# Exercise task
Looking at the listing beneath, work out how many lines hold "parties" and report only that figure.

#####

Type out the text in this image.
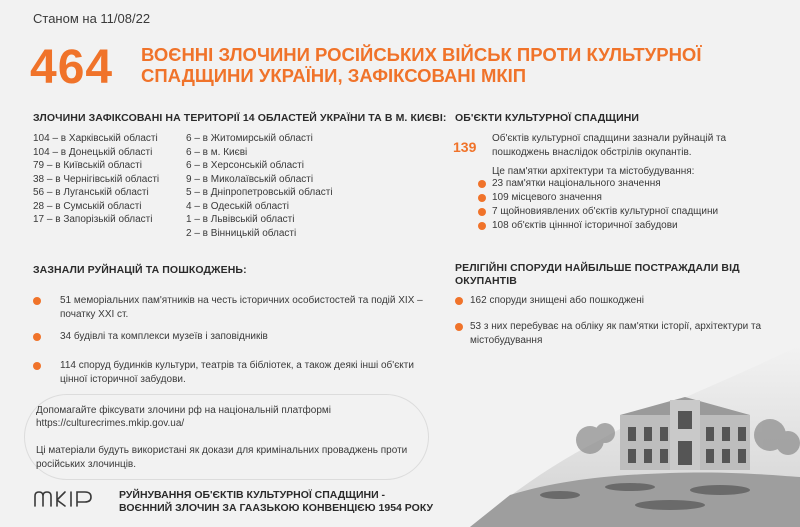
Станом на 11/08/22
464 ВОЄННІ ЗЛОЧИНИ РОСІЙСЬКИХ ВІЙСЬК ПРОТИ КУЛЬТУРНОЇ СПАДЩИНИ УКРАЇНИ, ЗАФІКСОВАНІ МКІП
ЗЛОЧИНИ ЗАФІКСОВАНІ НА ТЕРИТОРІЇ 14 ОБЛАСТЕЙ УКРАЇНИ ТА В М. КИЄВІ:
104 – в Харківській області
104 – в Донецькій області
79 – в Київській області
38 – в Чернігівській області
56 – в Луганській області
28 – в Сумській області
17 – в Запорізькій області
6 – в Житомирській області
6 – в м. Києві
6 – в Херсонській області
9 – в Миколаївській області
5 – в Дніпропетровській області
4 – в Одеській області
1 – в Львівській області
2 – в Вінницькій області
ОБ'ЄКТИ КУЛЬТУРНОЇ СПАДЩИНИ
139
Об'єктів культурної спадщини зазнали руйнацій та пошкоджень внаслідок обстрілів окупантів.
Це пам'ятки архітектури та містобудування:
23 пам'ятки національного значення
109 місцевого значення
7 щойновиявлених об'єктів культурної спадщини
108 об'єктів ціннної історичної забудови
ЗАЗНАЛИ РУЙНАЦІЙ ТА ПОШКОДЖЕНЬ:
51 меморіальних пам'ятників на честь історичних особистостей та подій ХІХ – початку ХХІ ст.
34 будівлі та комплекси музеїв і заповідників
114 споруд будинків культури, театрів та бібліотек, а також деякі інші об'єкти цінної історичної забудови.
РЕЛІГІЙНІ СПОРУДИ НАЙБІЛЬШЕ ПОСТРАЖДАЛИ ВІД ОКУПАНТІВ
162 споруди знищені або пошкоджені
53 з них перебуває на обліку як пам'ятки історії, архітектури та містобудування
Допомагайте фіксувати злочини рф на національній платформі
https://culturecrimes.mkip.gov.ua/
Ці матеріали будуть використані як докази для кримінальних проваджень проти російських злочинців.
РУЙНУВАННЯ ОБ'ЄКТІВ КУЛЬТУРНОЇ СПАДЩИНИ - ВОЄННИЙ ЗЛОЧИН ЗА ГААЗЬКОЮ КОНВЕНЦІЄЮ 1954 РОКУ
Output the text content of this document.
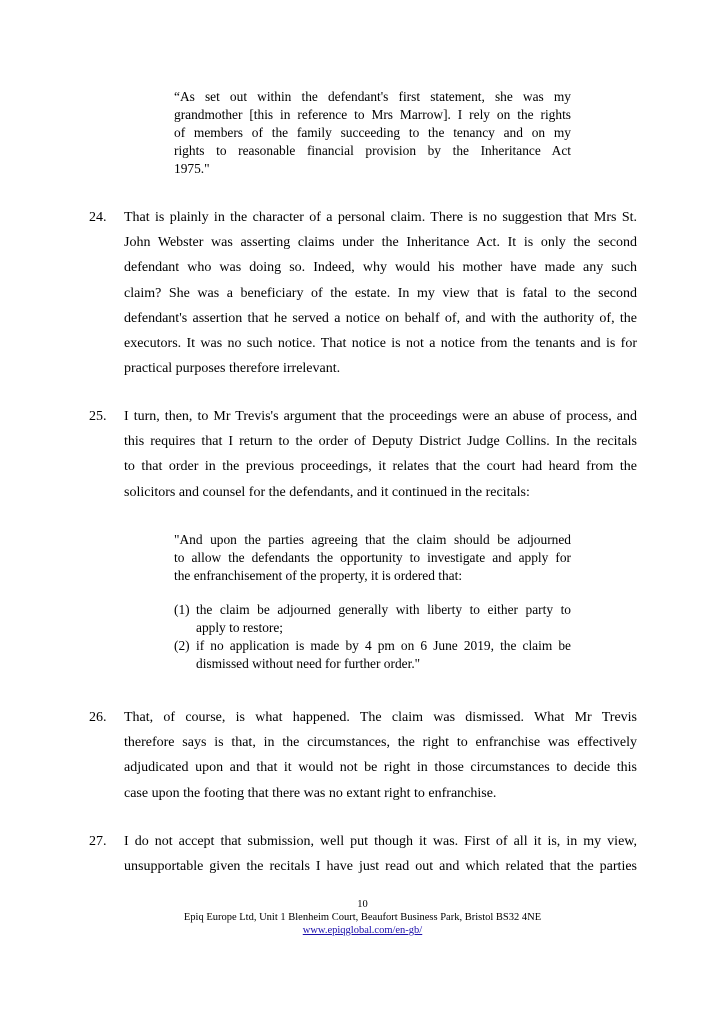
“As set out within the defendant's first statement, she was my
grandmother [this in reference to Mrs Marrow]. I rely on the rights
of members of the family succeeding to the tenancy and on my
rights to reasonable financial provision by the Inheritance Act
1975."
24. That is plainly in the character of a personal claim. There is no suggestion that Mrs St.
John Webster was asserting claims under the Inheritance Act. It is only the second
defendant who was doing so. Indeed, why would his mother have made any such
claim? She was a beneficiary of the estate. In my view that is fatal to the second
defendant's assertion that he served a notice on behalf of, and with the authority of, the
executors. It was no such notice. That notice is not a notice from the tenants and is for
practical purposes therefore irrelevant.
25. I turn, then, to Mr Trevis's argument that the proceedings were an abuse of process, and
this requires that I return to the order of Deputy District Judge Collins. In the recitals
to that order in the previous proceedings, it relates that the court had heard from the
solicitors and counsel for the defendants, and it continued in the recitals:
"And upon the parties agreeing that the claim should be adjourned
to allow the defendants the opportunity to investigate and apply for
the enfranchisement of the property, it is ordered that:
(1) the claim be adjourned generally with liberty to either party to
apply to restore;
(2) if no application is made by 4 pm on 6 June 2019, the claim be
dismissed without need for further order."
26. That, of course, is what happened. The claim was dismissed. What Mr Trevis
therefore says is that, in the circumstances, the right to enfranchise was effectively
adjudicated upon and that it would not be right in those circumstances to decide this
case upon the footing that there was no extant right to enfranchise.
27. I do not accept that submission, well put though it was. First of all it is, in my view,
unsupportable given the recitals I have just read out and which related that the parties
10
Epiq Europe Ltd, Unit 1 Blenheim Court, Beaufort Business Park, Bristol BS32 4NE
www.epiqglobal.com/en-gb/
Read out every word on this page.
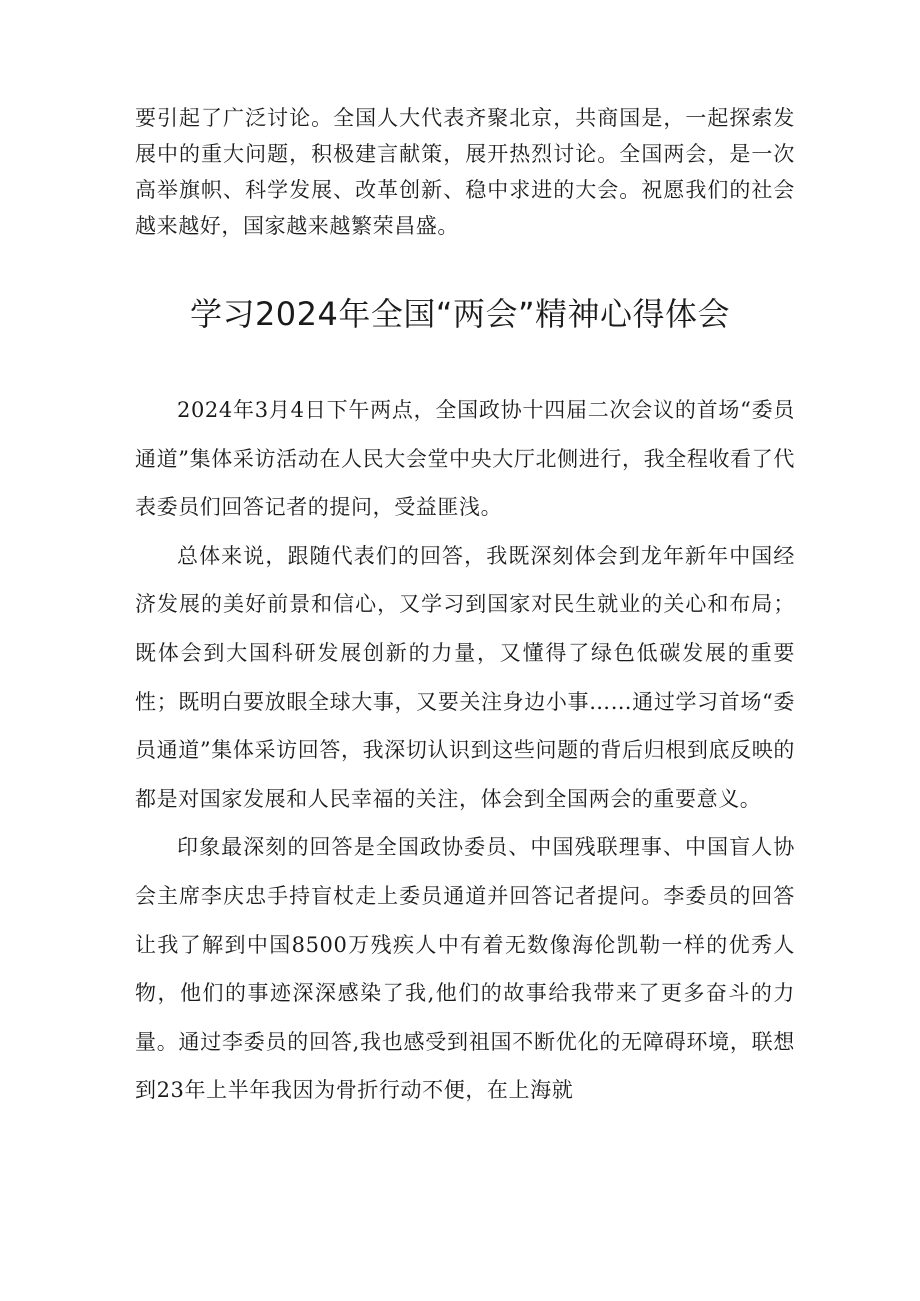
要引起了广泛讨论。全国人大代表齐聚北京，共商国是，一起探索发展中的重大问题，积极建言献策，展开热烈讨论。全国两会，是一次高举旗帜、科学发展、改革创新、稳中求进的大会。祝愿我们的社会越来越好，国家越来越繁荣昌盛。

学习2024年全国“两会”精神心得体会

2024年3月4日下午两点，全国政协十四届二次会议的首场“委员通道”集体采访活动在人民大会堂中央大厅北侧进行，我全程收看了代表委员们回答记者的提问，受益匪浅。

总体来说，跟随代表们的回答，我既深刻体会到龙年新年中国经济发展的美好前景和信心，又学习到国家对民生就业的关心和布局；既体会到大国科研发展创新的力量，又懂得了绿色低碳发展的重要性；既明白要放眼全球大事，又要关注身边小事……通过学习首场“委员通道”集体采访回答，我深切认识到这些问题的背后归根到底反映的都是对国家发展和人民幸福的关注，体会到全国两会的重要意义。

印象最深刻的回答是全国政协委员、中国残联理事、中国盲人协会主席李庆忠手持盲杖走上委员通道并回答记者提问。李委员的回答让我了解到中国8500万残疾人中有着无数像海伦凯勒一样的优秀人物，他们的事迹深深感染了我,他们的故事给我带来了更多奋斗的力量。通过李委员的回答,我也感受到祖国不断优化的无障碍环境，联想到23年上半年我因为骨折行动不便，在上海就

#####

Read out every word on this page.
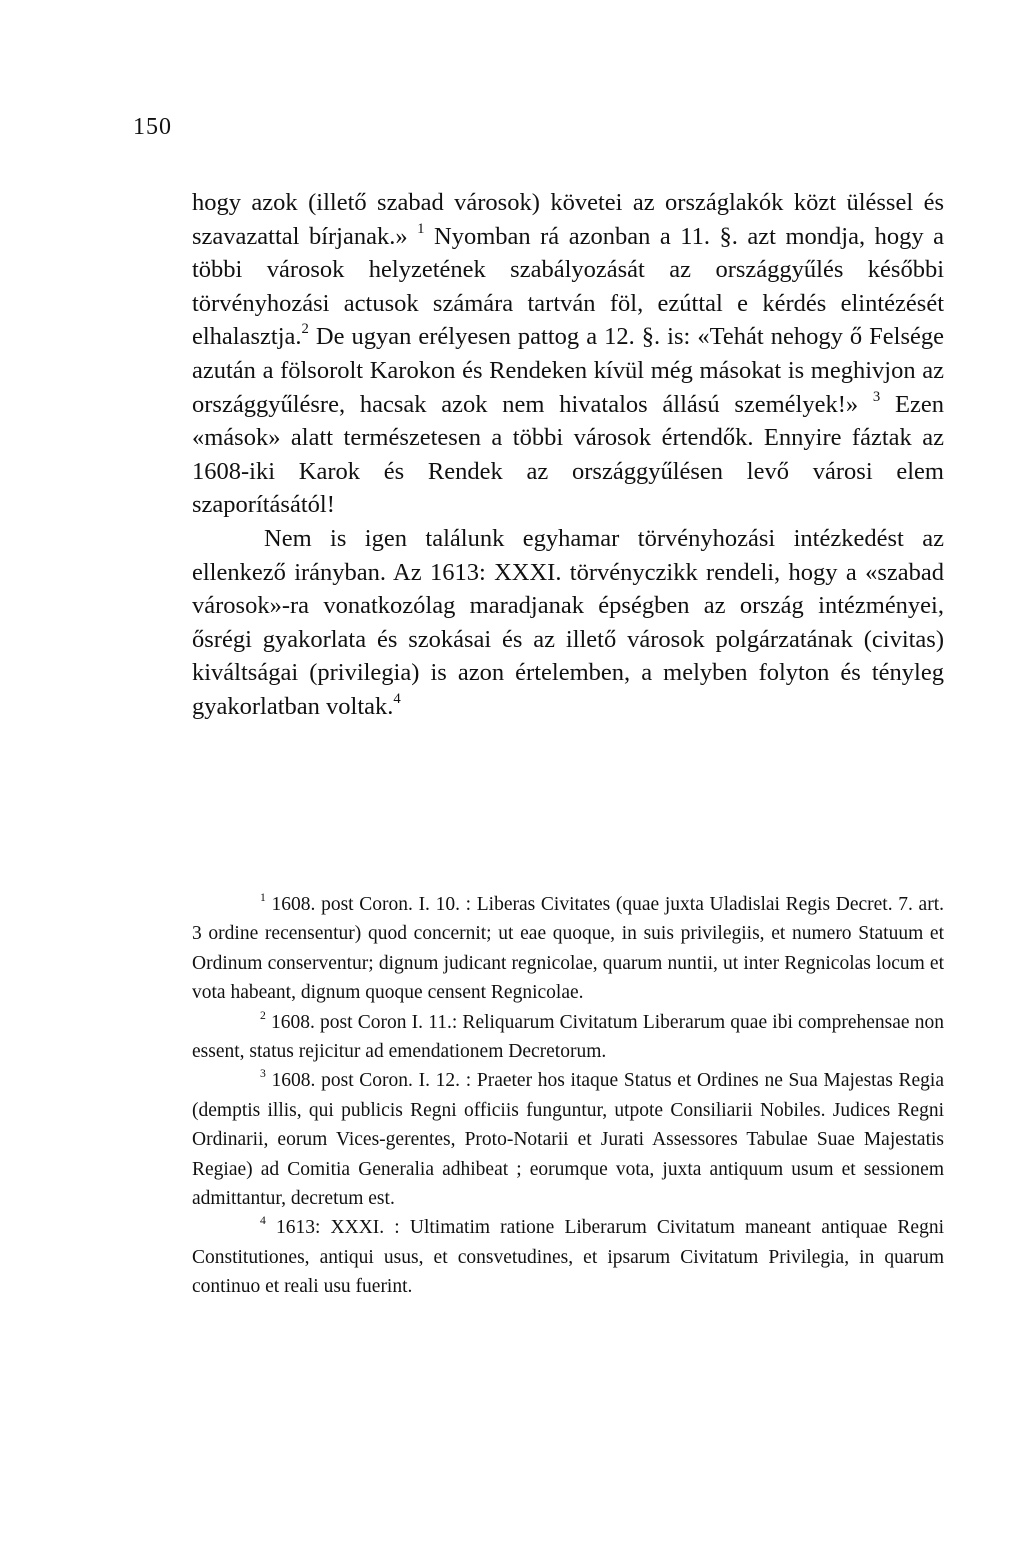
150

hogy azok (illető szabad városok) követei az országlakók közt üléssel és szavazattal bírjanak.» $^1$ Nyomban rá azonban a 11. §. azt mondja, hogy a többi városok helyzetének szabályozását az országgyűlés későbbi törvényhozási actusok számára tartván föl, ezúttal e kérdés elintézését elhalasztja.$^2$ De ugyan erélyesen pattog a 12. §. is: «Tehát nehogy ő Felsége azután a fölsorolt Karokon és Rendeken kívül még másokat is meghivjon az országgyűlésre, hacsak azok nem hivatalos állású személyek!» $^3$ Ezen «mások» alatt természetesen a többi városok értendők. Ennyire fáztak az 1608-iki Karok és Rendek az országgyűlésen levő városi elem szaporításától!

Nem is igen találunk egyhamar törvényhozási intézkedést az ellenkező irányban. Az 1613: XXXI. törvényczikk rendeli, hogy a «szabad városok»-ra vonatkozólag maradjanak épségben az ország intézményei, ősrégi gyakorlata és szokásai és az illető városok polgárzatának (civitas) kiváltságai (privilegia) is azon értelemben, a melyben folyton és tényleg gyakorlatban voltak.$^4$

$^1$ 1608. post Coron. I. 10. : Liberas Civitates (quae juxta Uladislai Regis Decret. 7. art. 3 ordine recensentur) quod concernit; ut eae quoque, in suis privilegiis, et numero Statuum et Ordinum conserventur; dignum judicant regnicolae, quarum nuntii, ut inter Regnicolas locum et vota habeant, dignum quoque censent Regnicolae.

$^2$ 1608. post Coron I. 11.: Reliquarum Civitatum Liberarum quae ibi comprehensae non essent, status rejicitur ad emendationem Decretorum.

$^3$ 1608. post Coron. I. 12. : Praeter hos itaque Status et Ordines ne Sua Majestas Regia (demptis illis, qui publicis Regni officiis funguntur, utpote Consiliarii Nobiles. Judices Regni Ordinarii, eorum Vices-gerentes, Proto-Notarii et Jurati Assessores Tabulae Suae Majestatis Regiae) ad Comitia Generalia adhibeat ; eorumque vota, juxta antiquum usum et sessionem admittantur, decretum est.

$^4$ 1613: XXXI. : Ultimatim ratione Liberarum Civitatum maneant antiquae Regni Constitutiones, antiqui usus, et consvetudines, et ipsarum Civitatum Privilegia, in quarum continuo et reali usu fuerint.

#####

# Answer
2